** INSTRUCTION **
A line counts if it contains the string "Council"; say how many such lines there are, giving only the number.

*** DATA SHOWN ***

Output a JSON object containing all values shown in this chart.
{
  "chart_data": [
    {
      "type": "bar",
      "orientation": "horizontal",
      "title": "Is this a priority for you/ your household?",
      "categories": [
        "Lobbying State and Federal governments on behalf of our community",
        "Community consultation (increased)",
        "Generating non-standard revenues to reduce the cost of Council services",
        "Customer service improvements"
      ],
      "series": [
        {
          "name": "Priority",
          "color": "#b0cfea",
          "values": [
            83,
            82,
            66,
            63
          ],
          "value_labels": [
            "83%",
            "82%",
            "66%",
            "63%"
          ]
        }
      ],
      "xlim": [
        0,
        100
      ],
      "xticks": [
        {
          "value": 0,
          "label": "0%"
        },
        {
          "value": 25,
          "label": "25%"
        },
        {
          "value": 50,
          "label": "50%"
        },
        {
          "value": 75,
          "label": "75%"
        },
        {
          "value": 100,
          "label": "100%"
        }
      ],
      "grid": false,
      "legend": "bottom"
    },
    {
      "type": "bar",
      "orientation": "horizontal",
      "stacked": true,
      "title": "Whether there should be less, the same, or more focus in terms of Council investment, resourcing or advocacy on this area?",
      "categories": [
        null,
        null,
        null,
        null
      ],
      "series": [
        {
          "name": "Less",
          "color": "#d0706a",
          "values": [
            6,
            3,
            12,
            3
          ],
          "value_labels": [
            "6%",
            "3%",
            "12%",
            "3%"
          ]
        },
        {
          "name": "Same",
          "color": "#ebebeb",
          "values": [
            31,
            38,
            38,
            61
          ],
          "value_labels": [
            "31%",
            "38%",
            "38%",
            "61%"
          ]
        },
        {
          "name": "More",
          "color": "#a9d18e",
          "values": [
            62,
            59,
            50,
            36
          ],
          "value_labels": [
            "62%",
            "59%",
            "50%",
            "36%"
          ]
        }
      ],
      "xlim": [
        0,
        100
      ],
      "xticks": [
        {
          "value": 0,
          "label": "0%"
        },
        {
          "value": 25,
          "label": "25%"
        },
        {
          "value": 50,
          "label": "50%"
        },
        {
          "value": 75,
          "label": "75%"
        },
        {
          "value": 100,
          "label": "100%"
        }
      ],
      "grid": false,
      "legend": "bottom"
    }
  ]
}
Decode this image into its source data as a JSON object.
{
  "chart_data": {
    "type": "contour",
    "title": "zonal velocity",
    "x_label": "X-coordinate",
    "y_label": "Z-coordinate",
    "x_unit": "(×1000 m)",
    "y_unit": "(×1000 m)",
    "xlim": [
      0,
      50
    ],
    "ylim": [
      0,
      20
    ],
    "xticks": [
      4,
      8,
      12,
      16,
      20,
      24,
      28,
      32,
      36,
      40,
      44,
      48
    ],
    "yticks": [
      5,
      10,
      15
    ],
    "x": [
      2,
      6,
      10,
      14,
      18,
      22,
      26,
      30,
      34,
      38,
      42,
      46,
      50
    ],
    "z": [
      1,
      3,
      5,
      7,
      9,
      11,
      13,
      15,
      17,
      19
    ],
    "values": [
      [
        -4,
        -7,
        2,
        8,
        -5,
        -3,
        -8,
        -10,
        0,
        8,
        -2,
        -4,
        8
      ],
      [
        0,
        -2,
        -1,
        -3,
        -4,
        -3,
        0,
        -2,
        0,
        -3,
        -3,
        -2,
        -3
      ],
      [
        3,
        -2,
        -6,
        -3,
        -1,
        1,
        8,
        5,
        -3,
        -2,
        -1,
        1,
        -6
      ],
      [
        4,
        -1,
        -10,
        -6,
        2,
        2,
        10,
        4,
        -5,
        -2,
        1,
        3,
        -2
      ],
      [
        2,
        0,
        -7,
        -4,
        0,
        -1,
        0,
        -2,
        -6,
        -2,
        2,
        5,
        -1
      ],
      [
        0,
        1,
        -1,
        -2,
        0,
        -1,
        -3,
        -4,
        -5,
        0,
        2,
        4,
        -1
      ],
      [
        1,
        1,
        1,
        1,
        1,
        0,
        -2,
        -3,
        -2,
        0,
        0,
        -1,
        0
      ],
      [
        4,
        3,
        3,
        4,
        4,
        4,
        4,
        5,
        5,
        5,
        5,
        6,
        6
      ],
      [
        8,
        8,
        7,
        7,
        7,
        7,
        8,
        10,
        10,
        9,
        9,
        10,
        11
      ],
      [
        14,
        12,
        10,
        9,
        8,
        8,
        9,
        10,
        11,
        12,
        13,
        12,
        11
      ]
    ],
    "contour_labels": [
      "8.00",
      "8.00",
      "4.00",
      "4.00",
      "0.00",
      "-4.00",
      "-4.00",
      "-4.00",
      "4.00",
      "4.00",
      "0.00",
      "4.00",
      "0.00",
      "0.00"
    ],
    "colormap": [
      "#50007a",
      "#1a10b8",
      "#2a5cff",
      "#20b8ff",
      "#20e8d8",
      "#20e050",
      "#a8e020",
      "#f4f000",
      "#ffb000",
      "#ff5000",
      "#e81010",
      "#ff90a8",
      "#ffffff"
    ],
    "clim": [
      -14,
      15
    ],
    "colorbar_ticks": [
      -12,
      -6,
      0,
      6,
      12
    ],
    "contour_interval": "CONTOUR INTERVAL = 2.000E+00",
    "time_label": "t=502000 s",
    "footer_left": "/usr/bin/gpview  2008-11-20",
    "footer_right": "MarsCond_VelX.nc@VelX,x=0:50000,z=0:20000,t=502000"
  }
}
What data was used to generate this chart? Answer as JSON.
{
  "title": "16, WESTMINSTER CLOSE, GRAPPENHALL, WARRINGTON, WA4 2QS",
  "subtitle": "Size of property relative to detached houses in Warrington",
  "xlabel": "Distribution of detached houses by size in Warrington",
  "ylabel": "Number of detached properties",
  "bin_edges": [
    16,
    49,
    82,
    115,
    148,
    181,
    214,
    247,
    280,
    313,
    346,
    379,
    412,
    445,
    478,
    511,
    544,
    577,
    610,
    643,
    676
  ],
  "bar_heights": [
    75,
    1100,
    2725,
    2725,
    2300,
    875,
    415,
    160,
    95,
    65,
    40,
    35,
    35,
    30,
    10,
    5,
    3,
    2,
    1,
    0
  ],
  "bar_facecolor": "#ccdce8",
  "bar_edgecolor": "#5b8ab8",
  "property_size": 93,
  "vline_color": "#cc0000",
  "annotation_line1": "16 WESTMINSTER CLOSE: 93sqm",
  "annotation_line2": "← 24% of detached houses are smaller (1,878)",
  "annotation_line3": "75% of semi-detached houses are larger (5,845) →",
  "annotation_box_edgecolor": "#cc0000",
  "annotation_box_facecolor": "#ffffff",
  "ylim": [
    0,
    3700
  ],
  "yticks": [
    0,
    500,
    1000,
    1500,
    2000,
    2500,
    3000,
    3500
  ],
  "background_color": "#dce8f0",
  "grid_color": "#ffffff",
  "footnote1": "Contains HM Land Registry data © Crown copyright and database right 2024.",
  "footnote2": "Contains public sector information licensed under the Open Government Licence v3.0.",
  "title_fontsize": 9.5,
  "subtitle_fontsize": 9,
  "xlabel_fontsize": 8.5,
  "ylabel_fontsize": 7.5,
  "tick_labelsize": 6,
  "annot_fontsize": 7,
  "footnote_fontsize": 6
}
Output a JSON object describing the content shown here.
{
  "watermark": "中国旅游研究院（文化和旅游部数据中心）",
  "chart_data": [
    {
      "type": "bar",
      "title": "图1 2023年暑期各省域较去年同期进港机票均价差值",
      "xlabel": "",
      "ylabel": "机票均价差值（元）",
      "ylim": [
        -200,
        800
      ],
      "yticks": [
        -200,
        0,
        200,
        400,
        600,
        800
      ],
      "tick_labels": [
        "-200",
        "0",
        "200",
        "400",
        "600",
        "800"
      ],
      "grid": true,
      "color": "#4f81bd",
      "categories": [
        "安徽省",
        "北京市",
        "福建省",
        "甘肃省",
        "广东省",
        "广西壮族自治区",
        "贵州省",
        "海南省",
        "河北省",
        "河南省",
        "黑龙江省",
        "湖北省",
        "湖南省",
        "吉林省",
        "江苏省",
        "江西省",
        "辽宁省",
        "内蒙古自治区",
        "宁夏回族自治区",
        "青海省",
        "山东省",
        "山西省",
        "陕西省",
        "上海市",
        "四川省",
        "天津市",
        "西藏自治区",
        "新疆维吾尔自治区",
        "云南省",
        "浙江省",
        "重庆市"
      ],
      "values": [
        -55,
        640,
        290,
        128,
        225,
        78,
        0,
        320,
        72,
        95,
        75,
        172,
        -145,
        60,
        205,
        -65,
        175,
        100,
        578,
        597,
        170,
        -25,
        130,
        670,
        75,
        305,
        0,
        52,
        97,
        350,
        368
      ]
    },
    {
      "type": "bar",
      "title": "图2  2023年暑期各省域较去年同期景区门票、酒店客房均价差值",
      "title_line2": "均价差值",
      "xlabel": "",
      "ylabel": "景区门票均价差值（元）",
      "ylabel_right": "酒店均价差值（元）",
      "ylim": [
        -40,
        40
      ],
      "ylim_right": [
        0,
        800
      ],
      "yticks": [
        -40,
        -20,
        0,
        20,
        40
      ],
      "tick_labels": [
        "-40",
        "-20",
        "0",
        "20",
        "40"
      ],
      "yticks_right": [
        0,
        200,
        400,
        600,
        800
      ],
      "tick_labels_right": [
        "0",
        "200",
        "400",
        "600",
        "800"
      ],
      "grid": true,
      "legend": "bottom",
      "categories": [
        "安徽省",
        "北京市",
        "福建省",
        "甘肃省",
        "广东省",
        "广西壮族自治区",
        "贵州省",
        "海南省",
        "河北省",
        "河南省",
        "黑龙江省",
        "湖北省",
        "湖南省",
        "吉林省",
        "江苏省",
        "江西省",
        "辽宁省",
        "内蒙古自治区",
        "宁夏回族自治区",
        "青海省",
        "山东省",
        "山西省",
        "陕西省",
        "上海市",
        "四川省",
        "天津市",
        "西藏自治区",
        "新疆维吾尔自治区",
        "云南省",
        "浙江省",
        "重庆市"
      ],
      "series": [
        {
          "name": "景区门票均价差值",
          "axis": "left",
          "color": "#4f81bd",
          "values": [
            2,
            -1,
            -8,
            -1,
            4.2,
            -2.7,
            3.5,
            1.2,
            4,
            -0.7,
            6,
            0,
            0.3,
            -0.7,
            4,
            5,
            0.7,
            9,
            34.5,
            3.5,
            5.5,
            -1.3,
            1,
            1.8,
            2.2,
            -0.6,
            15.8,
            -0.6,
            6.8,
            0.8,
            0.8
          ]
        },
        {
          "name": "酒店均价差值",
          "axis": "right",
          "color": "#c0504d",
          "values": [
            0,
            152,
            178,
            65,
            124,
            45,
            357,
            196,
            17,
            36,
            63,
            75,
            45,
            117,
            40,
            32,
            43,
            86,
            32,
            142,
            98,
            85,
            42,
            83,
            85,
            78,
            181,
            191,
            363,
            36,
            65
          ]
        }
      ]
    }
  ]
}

***

** CORRECT RESPONSE **
2